■ **Stated problem**:
From the entries that follow, extract each line holding the string "ylabel".

■ **Material provided**:
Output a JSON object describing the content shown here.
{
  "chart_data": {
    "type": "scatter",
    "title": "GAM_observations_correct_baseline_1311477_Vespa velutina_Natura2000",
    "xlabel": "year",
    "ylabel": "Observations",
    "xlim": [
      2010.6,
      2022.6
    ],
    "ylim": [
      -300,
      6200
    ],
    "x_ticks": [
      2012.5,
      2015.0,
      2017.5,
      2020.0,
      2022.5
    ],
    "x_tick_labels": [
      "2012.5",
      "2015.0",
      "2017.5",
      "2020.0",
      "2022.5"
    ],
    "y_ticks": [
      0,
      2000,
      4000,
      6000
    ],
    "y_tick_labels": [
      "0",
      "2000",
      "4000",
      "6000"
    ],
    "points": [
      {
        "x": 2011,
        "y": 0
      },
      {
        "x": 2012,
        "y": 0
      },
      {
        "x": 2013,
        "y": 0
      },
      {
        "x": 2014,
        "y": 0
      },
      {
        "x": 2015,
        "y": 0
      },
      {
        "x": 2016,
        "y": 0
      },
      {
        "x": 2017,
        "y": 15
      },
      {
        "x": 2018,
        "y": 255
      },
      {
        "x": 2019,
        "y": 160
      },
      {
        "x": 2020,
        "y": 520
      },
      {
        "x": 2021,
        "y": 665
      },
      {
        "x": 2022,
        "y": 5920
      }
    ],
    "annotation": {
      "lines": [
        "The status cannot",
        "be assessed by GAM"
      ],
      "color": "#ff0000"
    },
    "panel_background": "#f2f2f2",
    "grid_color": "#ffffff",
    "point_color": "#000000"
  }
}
* * *
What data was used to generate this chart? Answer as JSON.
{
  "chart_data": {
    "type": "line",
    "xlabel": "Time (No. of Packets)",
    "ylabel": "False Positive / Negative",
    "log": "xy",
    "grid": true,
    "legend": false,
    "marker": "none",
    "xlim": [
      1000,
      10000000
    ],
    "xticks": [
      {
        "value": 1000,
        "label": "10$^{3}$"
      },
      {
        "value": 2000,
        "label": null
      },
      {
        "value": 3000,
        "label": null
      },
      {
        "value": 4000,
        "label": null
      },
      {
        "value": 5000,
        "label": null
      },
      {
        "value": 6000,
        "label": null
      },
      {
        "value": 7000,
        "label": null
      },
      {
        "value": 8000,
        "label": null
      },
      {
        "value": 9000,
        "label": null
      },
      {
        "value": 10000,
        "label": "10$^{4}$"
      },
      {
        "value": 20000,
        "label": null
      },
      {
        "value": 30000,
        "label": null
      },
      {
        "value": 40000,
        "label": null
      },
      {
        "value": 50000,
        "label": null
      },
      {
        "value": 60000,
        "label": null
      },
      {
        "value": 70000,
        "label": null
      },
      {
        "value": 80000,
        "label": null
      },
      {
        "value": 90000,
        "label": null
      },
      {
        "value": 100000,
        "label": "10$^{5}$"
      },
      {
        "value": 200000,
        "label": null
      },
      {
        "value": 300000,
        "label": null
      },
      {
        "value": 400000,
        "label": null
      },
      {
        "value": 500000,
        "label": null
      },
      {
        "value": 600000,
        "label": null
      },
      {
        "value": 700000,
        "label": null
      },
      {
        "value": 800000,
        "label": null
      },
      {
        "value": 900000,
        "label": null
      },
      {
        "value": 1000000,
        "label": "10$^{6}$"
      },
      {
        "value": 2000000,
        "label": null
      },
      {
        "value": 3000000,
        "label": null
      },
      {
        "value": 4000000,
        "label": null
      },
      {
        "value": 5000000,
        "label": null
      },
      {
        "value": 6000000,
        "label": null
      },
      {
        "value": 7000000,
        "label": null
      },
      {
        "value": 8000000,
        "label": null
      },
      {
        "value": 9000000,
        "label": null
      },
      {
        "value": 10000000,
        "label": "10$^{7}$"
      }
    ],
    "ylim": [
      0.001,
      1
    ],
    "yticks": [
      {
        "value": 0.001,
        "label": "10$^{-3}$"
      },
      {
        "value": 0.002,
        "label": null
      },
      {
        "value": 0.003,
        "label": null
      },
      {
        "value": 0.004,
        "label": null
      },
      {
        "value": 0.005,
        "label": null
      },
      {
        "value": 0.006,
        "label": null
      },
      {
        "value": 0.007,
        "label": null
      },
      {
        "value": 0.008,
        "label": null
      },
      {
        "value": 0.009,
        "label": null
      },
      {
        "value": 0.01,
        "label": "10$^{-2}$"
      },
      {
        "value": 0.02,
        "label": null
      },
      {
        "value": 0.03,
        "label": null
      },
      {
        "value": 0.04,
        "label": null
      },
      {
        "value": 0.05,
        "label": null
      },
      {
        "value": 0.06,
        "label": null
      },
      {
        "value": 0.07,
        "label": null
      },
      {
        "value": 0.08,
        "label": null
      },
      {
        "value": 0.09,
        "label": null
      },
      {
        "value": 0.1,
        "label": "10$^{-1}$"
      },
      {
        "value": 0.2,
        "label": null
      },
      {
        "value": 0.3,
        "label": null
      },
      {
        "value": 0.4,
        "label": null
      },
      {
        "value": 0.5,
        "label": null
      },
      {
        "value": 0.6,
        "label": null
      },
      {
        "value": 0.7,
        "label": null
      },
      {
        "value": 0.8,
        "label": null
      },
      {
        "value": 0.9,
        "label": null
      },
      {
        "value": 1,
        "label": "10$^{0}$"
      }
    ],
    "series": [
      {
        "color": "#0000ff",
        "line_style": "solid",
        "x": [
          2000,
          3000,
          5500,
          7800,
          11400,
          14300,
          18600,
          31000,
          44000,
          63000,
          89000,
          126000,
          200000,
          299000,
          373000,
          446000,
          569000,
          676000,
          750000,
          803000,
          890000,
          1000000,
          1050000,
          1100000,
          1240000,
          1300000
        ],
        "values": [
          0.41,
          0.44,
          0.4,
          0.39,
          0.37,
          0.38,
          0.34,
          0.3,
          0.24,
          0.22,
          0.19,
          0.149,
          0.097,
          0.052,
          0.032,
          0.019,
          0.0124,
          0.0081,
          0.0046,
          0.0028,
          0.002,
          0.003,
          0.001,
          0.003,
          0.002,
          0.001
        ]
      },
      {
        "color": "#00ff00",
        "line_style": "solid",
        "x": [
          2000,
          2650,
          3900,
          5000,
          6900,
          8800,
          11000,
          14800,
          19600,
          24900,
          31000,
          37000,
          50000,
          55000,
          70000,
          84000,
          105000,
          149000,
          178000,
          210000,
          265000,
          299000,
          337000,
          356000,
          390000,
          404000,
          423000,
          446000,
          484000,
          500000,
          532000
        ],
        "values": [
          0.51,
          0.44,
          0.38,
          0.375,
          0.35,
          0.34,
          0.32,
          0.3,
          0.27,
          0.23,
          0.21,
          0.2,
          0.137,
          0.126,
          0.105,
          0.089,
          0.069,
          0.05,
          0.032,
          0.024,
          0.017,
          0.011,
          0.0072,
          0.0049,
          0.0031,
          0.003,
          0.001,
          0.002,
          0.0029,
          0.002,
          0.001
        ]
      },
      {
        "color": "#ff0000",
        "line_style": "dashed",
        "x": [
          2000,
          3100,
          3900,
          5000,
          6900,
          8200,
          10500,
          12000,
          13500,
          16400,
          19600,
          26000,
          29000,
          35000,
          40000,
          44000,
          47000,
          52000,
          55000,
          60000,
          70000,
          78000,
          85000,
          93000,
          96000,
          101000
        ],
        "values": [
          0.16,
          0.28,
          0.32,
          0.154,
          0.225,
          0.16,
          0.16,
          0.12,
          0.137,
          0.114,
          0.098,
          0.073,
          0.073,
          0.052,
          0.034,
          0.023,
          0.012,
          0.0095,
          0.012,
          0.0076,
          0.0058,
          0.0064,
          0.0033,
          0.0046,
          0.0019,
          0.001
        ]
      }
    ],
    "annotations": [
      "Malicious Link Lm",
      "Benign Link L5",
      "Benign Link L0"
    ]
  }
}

■ **Output for this task**:
    "ylabel": "Observations",
    "ylabel": "False Positive / Negative",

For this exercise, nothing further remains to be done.